### What you are asked to do
Indicate only the number of lines in the listing below in which the word "tensile" appears.

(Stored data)
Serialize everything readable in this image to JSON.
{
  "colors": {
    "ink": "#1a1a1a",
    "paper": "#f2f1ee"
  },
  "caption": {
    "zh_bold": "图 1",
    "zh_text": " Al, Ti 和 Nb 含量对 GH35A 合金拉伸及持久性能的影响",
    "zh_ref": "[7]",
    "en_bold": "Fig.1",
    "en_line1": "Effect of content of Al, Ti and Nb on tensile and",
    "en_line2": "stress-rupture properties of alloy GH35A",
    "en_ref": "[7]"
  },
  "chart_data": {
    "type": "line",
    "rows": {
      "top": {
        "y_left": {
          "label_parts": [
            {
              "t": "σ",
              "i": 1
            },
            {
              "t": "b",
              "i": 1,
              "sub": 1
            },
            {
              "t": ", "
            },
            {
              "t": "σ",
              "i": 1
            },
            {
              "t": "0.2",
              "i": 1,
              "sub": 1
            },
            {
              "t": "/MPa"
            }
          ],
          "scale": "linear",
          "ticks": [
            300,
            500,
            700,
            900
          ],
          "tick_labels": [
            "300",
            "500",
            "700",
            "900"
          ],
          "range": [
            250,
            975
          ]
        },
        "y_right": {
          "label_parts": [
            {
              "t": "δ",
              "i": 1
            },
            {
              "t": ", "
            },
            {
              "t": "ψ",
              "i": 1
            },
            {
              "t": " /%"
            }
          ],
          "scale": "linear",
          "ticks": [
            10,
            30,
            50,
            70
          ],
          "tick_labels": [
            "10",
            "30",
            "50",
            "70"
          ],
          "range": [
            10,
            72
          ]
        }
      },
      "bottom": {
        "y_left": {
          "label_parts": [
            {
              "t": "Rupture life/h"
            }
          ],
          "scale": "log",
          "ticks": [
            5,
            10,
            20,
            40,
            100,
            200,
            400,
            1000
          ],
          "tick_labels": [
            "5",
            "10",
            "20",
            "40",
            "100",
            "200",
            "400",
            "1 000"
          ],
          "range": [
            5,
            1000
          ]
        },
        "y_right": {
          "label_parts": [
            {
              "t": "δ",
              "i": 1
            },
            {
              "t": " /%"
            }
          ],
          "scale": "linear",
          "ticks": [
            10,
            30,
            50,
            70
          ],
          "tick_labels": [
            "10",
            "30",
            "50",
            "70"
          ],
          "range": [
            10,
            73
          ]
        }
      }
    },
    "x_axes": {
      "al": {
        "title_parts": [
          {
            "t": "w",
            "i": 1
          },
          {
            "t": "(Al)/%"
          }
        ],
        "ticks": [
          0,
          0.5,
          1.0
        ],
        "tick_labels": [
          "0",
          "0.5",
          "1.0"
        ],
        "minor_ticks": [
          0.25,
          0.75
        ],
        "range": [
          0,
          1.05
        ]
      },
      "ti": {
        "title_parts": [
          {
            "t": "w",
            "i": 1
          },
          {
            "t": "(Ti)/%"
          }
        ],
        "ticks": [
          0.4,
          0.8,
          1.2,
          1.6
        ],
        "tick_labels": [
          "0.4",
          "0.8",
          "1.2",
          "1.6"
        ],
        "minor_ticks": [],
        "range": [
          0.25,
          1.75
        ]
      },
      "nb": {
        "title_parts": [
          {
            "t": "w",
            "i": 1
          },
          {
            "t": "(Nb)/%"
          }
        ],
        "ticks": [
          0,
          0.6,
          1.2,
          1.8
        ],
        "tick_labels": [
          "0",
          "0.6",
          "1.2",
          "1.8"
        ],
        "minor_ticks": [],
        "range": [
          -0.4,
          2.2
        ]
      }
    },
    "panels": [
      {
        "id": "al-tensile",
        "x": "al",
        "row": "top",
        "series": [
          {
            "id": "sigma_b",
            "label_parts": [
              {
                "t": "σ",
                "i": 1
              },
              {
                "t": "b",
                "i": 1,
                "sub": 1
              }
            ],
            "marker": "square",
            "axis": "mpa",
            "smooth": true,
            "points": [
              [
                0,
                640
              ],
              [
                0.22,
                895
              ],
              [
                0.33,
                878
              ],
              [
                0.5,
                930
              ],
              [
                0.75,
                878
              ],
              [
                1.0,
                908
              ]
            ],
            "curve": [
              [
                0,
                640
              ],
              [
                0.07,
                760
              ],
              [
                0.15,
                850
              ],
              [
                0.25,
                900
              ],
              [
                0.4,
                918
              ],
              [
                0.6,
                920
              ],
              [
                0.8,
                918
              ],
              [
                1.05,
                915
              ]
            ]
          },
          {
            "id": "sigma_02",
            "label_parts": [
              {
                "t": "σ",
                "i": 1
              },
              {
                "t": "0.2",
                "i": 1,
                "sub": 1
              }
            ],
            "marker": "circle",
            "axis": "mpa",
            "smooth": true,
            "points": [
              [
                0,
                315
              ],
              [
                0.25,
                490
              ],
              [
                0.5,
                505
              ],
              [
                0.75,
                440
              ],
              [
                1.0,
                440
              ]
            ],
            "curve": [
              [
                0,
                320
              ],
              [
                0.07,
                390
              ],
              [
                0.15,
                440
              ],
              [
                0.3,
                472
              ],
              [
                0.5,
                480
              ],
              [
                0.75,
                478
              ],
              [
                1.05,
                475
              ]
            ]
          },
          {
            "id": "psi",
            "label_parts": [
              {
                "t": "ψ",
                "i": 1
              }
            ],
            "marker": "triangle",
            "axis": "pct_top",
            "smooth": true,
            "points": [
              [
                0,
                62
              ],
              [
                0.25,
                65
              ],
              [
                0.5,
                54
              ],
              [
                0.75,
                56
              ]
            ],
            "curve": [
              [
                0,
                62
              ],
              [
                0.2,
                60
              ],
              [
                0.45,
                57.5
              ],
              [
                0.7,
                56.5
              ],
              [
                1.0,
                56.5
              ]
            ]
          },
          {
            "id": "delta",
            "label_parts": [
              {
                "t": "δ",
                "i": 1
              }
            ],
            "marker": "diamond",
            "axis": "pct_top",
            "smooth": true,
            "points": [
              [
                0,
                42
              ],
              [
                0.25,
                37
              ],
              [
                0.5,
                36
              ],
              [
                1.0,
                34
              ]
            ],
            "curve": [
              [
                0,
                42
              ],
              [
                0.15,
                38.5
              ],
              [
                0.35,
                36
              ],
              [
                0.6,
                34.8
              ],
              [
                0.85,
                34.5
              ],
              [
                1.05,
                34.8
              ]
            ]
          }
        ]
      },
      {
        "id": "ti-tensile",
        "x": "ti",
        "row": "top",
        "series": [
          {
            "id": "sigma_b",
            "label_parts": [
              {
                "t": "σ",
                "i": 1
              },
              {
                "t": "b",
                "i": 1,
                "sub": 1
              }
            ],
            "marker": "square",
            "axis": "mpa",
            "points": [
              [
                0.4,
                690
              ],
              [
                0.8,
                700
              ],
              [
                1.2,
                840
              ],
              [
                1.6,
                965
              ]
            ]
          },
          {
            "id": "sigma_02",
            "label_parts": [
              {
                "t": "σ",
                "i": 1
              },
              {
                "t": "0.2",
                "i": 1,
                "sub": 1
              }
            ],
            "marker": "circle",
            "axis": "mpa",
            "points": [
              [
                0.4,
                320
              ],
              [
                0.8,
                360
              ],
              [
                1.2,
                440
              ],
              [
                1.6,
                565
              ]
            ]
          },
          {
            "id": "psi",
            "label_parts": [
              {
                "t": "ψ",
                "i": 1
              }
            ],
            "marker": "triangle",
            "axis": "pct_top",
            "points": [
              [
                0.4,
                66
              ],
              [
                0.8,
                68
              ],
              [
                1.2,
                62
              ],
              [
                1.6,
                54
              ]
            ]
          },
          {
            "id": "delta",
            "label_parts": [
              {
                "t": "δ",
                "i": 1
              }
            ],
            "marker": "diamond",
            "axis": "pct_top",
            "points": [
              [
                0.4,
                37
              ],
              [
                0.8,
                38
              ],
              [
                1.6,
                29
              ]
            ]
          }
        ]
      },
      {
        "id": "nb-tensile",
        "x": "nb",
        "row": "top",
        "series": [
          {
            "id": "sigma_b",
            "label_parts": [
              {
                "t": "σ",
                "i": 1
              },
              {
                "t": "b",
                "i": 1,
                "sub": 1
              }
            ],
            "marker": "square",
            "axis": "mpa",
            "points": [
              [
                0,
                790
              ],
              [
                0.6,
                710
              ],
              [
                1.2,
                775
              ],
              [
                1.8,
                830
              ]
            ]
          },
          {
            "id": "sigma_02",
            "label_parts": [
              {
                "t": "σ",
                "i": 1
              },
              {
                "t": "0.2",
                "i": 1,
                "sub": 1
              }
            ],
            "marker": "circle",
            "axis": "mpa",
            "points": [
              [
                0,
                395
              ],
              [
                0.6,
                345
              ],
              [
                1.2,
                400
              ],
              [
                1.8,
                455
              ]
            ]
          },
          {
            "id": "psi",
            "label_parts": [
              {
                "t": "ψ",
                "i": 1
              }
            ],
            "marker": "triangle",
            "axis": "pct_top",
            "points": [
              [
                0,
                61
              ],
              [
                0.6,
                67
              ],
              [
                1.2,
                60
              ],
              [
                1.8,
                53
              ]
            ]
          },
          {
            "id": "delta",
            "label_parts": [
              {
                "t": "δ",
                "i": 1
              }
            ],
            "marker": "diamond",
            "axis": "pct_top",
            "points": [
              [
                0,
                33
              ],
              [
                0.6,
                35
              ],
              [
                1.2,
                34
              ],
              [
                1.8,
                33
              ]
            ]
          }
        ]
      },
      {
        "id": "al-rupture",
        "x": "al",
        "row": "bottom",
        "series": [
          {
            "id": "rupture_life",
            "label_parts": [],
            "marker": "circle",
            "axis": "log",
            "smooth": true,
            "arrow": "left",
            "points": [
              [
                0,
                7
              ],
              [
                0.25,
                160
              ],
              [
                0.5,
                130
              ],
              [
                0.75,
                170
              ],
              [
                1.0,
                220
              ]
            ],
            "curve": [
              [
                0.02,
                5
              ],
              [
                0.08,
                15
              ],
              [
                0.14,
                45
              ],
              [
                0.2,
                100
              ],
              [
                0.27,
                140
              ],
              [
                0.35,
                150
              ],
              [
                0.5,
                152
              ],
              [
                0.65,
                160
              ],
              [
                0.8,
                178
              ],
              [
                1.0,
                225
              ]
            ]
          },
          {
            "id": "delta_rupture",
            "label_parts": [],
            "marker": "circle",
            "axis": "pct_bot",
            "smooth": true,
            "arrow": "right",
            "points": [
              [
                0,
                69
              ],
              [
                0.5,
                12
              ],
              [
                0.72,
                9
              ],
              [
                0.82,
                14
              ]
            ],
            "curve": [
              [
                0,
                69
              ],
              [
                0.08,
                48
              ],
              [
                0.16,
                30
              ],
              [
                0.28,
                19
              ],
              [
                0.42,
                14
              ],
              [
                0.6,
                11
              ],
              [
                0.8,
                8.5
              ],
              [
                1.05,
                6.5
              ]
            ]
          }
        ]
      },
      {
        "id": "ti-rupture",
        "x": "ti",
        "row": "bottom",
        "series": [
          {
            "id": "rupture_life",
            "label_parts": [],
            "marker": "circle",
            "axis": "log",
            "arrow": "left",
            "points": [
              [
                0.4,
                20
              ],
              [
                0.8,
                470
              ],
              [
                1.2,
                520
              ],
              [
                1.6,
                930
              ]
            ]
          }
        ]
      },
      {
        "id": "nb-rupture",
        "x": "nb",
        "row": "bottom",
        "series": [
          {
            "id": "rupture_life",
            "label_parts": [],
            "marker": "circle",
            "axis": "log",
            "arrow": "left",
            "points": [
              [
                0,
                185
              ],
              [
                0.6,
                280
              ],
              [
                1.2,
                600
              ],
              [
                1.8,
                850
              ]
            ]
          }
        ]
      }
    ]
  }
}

### Solution
4